----- PROVIDED RECORDS

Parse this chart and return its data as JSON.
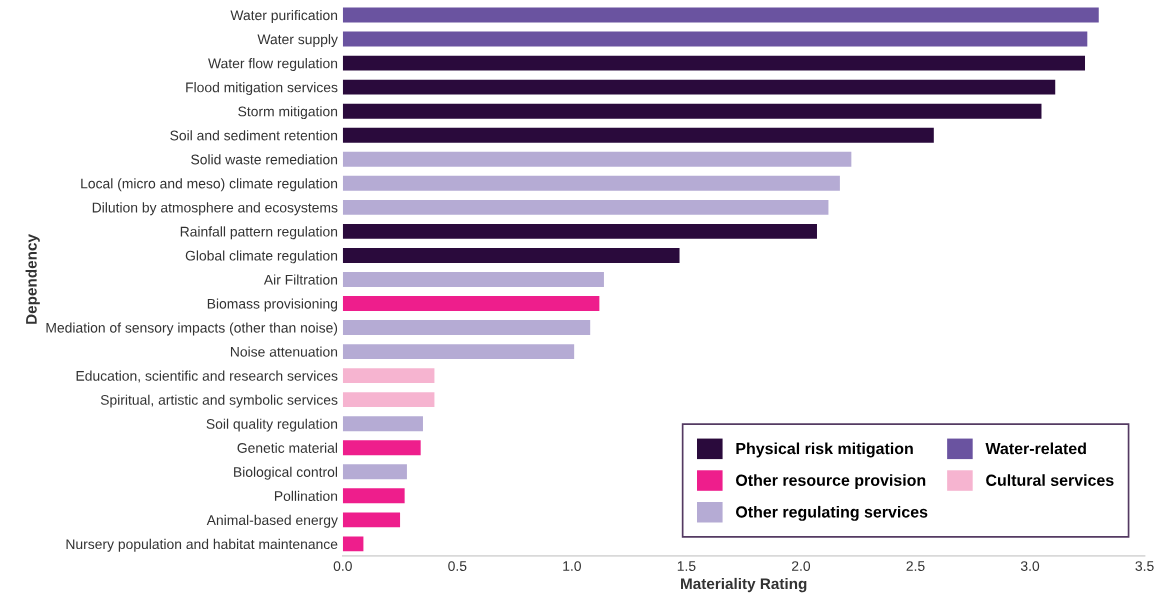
{
  "chart_data": {
    "type": "bar",
    "orientation": "horizontal",
    "xlabel": "Materiality Rating",
    "ylabel": "Dependency",
    "categories": [
      "Water purification",
      "Water supply",
      "Water flow regulation",
      "Flood mitigation services",
      "Storm mitigation",
      "Soil and sediment retention",
      "Solid waste remediation",
      "Local (micro and meso) climate regulation",
      "Dilution by atmosphere and ecosystems",
      "Rainfall pattern regulation",
      "Global climate regulation",
      "Air Filtration",
      "Biomass provisioning",
      "Mediation of sensory impacts (other than noise)",
      "Noise attenuation",
      "Education, scientific and research services",
      "Spiritual, artistic and symbolic services",
      "Soil quality regulation",
      "Genetic material",
      "Biological control",
      "Pollination",
      "Animal-based energy",
      "Nursery population and habitat maintenance"
    ],
    "series": [
      {
        "name": "Physical risk mitigation",
        "color": "#2a0a3c",
        "values": [
          null,
          null,
          3.24,
          3.11,
          3.05,
          2.58,
          null,
          null,
          null,
          2.07,
          1.47,
          null,
          null,
          null,
          null,
          null,
          null,
          null,
          null,
          null,
          null,
          null,
          null
        ]
      },
      {
        "name": "Other resource provision",
        "color": "#ee1e8c",
        "values": [
          null,
          null,
          null,
          null,
          null,
          null,
          null,
          null,
          null,
          null,
          null,
          null,
          1.12,
          null,
          null,
          null,
          null,
          null,
          0.34,
          null,
          0.27,
          0.25,
          0.09
        ]
      },
      {
        "name": "Other regulating services",
        "color": "#b5abd4",
        "values": [
          null,
          null,
          null,
          null,
          null,
          null,
          2.22,
          2.17,
          2.12,
          null,
          null,
          1.14,
          null,
          1.08,
          1.01,
          null,
          null,
          0.35,
          null,
          0.28,
          null,
          null,
          null
        ]
      },
      {
        "name": "Water-related",
        "color": "#6a53a0",
        "values": [
          3.3,
          3.25,
          null,
          null,
          null,
          null,
          null,
          null,
          null,
          null,
          null,
          null,
          null,
          null,
          null,
          null,
          null,
          null,
          null,
          null,
          null,
          null,
          null
        ]
      },
      {
        "name": "Cultural services",
        "color": "#f6b4d0",
        "values": [
          null,
          null,
          null,
          null,
          null,
          null,
          null,
          null,
          null,
          null,
          null,
          null,
          null,
          null,
          null,
          0.4,
          0.4,
          null,
          null,
          null,
          null,
          null,
          null
        ]
      }
    ],
    "xlim": [
      0,
      3.5
    ],
    "xticks": [
      {
        "value": 0,
        "label": "0.0"
      },
      {
        "value": 0.5,
        "label": "0.5"
      },
      {
        "value": 1,
        "label": "1.0"
      },
      {
        "value": 1.5,
        "label": "1.5"
      },
      {
        "value": 2,
        "label": "2.0"
      },
      {
        "value": 2.5,
        "label": "2.5"
      },
      {
        "value": 3,
        "label": "3.0"
      },
      {
        "value": 3.5,
        "label": "3.5"
      }
    ],
    "grid": false,
    "legend": "bottom right"
  }
}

----------

EXERCISE OBJECTIVE: All of the records above must be copied exactly, except for the pictures.

OUTPUT BELOW:
Parse this chart and return its data as JSON.
{
  "chart_data": {
    "type": "bar",
    "orientation": "horizontal",
    "xlabel": "Materiality Rating",
    "ylabel": "Dependency",
    "categories": [
      "Water purification",
      "Water supply",
      "Water flow regulation",
      "Flood mitigation services",
      "Storm mitigation",
      "Soil and sediment retention",
      "Solid waste remediation",
      "Local (micro and meso) climate regulation",
      "Dilution by atmosphere and ecosystems",
      "Rainfall pattern regulation",
      "Global climate regulation",
      "Air Filtration",
      "Biomass provisioning",
      "Mediation of sensory impacts (other than noise)",
      "Noise attenuation",
      "Education, scientific and research services",
      "Spiritual, artistic and symbolic services",
      "Soil quality regulation",
      "Genetic material",
      "Biological control",
      "Pollination",
      "Animal-based energy",
      "Nursery population and habitat maintenance"
    ],
    "series": [
      {
        "name": "Physical risk mitigation",
        "color": "#2a0a3c",
        "values": [
          null,
          null,
          3.24,
          3.11,
          3.05,
          2.58,
          null,
          null,
          null,
          2.07,
          1.47,
          null,
          null,
          null,
          null,
          null,
          null,
          null,
          null,
          null,
          null,
          null,
          null
        ]
      },
      {
        "name": "Other resource provision",
        "color": "#ee1e8c",
        "values": [
          null,
          null,
          null,
          null,
          null,
          null,
          null,
          null,
          null,
          null,
          null,
          null,
          1.12,
          null,
          null,
          null,
          null,
          null,
          0.34,
          null,
          0.27,
          0.25,
          0.09
        ]
      },
      {
        "name": "Other regulating services",
        "color": "#b5abd4",
        "values": [
          null,
          null,
          null,
          null,
          null,
          null,
          2.22,
          2.17,
          2.12,
          null,
          null,
          1.14,
          null,
          1.08,
          1.01,
          null,
          null,
          0.35,
          null,
          0.28,
          null,
          null,
          null
        ]
      },
      {
        "name": "Water-related",
        "color": "#6a53a0",
        "values": [
          3.3,
          3.25,
          null,
          null,
          null,
          null,
          null,
          null,
          null,
          null,
          null,
          null,
          null,
          null,
          null,
          null,
          null,
          null,
          null,
          null,
          null,
          null,
          null
        ]
      },
      {
        "name": "Cultural services",
        "color": "#f6b4d0",
        "values": [
          null,
          null,
          null,
          null,
          null,
          null,
          null,
          null,
          null,
          null,
          null,
          null,
          null,
          null,
          null,
          0.4,
          0.4,
          null,
          null,
          null,
          null,
          null,
          null
        ]
      }
    ],
    "xlim": [
      0,
      3.5
    ],
    "xticks": [
      {
        "value": 0,
        "label": "0.0"
      },
      {
        "value": 0.5,
        "label": "0.5"
      },
      {
        "value": 1,
        "label": "1.0"
      },
      {
        "value": 1.5,
        "label": "1.5"
      },
      {
        "value": 2,
        "label": "2.0"
      },
      {
        "value": 2.5,
        "label": "2.5"
      },
      {
        "value": 3,
        "label": "3.0"
      },
      {
        "value": 3.5,
        "label": "3.5"
      }
    ],
    "grid": false,
    "legend": "bottom right"
  }
}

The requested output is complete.